= EXTRACTED DATA =
+++
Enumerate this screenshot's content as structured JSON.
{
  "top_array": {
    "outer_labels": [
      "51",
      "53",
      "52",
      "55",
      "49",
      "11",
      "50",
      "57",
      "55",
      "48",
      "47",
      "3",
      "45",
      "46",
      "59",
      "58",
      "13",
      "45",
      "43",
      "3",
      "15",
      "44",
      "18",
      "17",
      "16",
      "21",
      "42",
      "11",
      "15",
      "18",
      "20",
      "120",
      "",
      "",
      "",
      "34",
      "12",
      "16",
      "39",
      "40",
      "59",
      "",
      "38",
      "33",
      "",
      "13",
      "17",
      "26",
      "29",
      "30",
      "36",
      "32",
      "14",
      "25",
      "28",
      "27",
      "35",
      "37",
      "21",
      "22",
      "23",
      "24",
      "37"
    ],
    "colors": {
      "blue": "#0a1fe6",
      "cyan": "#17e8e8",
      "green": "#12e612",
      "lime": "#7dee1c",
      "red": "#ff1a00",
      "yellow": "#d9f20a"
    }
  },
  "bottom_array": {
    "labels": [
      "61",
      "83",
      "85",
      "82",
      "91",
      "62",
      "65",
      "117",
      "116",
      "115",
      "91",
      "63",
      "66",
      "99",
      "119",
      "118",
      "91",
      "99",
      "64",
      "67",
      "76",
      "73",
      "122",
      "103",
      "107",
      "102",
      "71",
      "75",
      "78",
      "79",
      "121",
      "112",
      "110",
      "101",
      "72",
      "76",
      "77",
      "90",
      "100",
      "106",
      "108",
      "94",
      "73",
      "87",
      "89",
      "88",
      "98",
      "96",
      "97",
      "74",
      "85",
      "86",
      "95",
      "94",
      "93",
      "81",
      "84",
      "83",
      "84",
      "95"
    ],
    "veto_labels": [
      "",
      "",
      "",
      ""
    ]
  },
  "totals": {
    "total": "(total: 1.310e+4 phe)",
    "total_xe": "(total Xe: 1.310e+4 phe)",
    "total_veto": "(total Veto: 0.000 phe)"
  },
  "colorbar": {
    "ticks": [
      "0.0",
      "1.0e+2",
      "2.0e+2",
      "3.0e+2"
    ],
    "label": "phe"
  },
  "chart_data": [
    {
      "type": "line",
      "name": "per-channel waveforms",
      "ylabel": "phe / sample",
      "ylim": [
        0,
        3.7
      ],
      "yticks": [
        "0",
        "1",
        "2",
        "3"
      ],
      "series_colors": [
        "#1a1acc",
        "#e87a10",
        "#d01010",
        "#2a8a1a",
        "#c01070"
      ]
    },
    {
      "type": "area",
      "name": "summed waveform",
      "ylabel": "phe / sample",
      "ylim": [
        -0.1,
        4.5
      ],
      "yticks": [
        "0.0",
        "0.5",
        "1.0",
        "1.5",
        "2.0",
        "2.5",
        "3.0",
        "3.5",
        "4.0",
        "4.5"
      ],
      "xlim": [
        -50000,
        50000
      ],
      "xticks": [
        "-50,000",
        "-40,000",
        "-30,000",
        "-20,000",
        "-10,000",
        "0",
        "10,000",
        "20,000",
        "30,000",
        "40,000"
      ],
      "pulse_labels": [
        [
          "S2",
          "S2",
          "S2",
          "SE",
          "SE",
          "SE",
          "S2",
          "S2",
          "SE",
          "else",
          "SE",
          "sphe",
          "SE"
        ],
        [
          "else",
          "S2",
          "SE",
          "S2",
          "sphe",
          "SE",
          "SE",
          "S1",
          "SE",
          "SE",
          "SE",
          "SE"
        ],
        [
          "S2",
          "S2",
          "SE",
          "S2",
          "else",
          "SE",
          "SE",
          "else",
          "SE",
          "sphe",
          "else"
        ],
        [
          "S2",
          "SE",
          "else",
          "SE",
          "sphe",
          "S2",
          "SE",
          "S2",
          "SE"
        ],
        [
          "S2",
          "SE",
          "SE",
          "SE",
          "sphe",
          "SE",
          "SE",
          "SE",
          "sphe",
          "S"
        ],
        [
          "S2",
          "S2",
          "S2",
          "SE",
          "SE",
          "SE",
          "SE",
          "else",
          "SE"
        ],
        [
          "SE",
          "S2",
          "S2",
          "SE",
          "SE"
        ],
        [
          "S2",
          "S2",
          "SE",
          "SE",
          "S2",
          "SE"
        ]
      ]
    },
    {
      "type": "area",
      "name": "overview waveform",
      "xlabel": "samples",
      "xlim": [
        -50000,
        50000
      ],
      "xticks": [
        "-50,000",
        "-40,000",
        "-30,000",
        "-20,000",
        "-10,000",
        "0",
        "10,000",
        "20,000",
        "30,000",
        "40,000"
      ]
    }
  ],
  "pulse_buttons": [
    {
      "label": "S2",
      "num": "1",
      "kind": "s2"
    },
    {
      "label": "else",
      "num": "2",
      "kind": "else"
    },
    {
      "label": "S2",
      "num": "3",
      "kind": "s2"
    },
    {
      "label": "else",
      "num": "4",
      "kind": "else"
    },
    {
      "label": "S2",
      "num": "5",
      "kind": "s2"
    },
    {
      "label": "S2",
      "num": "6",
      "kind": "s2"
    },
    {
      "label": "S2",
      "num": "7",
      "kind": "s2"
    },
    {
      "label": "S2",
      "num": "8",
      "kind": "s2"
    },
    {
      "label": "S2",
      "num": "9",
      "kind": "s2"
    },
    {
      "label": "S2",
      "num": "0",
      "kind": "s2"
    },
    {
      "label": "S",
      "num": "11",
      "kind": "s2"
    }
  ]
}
+++
= EXERCISE DIRECTIONS =
Reproduce each line verbatim.

= WORKED ANSWER =
Enumerate this screenshot's content as structured JSON.
{
  "top_array": {
    "outer_labels": [
      "51",
      "53",
      "52",
      "55",
      "49",
      "11",
      "50",
      "57",
      "55",
      "48",
      "47",
      "3",
      "45",
      "46",
      "59",
      "58",
      "13",
      "45",
      "43",
      "3",
      "15",
      "44",
      "18",
      "17",
      "16",
      "21",
      "42",
      "11",
      "15",
      "18",
      "20",
      "120",
      "",
      "",
      "",
      "34",
      "12",
      "16",
      "39",
      "40",
      "59",
      "",
      "38",
      "33",
      "",
      "13",
      "17",
      "26",
      "29",
      "30",
      "36",
      "32",
      "14",
      "25",
      "28",
      "27",
      "35",
      "37",
      "21",
      "22",
      "23",
      "24",
      "37"
    ],
    "colors": {
      "blue": "#0a1fe6",
      "cyan": "#17e8e8",
      "green": "#12e612",
      "lime": "#7dee1c",
      "red": "#ff1a00",
      "yellow": "#d9f20a"
    }
  },
  "bottom_array": {
    "labels": [
      "61",
      "83",
      "85",
      "82",
      "91",
      "62",
      "65",
      "117",
      "116",
      "115",
      "91",
      "63",
      "66",
      "99",
      "119",
      "118",
      "91",
      "99",
      "64",
      "67",
      "76",
      "73",
      "122",
      "103",
      "107",
      "102",
      "71",
      "75",
      "78",
      "79",
      "121",
      "112",
      "110",
      "101",
      "72",
      "76",
      "77",
      "90",
      "100",
      "106",
      "108",
      "94",
      "73",
      "87",
      "89",
      "88",
      "98",
      "96",
      "97",
      "74",
      "85",
      "86",
      "95",
      "94",
      "93",
      "81",
      "84",
      "83",
      "84",
      "95"
    ],
    "veto_labels": [
      "",
      "",
      "",
      ""
    ]
  },
  "totals": {
    "total": "(total: 1.310e+4 phe)",
    "total_xe": "(total Xe: 1.310e+4 phe)",
    "total_veto": "(total Veto: 0.000 phe)"
  },
  "colorbar": {
    "ticks": [
      "0.0",
      "1.0e+2",
      "2.0e+2",
      "3.0e+2"
    ],
    "label": "phe"
  },
  "chart_data": [
    {
      "type": "line",
      "name": "per-channel waveforms",
      "ylabel": "phe / sample",
      "ylim": [
        0,
        3.7
      ],
      "yticks": [
        "0",
        "1",
        "2",
        "3"
      ],
      "series_colors": [
        "#1a1acc",
        "#e87a10",
        "#d01010",
        "#2a8a1a",
        "#c01070"
      ]
    },
    {
      "type": "area",
      "name": "summed waveform",
      "ylabel": "phe / sample",
      "ylim": [
        -0.1,
        4.5
      ],
      "yticks": [
        "0.0",
        "0.5",
        "1.0",
        "1.5",
        "2.0",
        "2.5",
        "3.0",
        "3.5",
        "4.0",
        "4.5"
      ],
      "xlim": [
        -50000,
        50000
      ],
      "xticks": [
        "-50,000",
        "-40,000",
        "-30,000",
        "-20,000",
        "-10,000",
        "0",
        "10,000",
        "20,000",
        "30,000",
        "40,000"
      ],
      "pulse_labels": [
        [
          "S2",
          "S2",
          "S2",
          "SE",
          "SE",
          "SE",
          "S2",
          "S2",
          "SE",
          "else",
          "SE",
          "sphe",
          "SE"
        ],
        [
          "else",
          "S2",
          "SE",
          "S2",
          "sphe",
          "SE",
          "SE",
          "S1",
          "SE",
          "SE",
          "SE",
          "SE"
        ],
        [
          "S2",
          "S2",
          "SE",
          "S2",
          "else",
          "SE",
          "SE",
          "else",
          "SE",
          "sphe",
          "else"
        ],
        [
          "S2",
          "SE",
          "else",
          "SE",
          "sphe",
          "S2",
          "SE",
          "S2",
          "SE"
        ],
        [
          "S2",
          "SE",
          "SE",
          "SE",
          "sphe",
          "SE",
          "SE",
          "SE",
          "sphe",
          "S"
        ],
        [
          "S2",
          "S2",
          "S2",
          "SE",
          "SE",
          "SE",
          "SE",
          "else",
          "SE"
        ],
        [
          "SE",
          "S2",
          "S2",
          "SE",
          "SE"
        ],
        [
          "S2",
          "S2",
          "SE",
          "SE",
          "S2",
          "SE"
        ]
      ]
    },
    {
      "type": "area",
      "name": "overview waveform",
      "xlabel": "samples",
      "xlim": [
        -50000,
        50000
      ],
      "xticks": [
        "-50,000",
        "-40,000",
        "-30,000",
        "-20,000",
        "-10,000",
        "0",
        "10,000",
        "20,000",
        "30,000",
        "40,000"
      ]
    }
  ],
  "pulse_buttons": [
    {
      "label": "S2",
      "num": "1",
      "kind": "s2"
    },
    {
      "label": "else",
      "num": "2",
      "kind": "else"
    },
    {
      "label": "S2",
      "num": "3",
      "kind": "s2"
    },
    {
      "label": "else",
      "num": "4",
      "kind": "else"
    },
    {
      "label": "S2",
      "num": "5",
      "kind": "s2"
    },
    {
      "label": "S2",
      "num": "6",
      "kind": "s2"
    },
    {
      "label": "S2",
      "num": "7",
      "kind": "s2"
    },
    {
      "label": "S2",
      "num": "8",
      "kind": "s2"
    },
    {
      "label": "S2",
      "num": "9",
      "kind": "s2"
    },
    {
      "label": "S2",
      "num": "0",
      "kind": "s2"
    },
    {
      "label": "S",
      "num": "11",
      "kind": "s2"
    }
  ]
}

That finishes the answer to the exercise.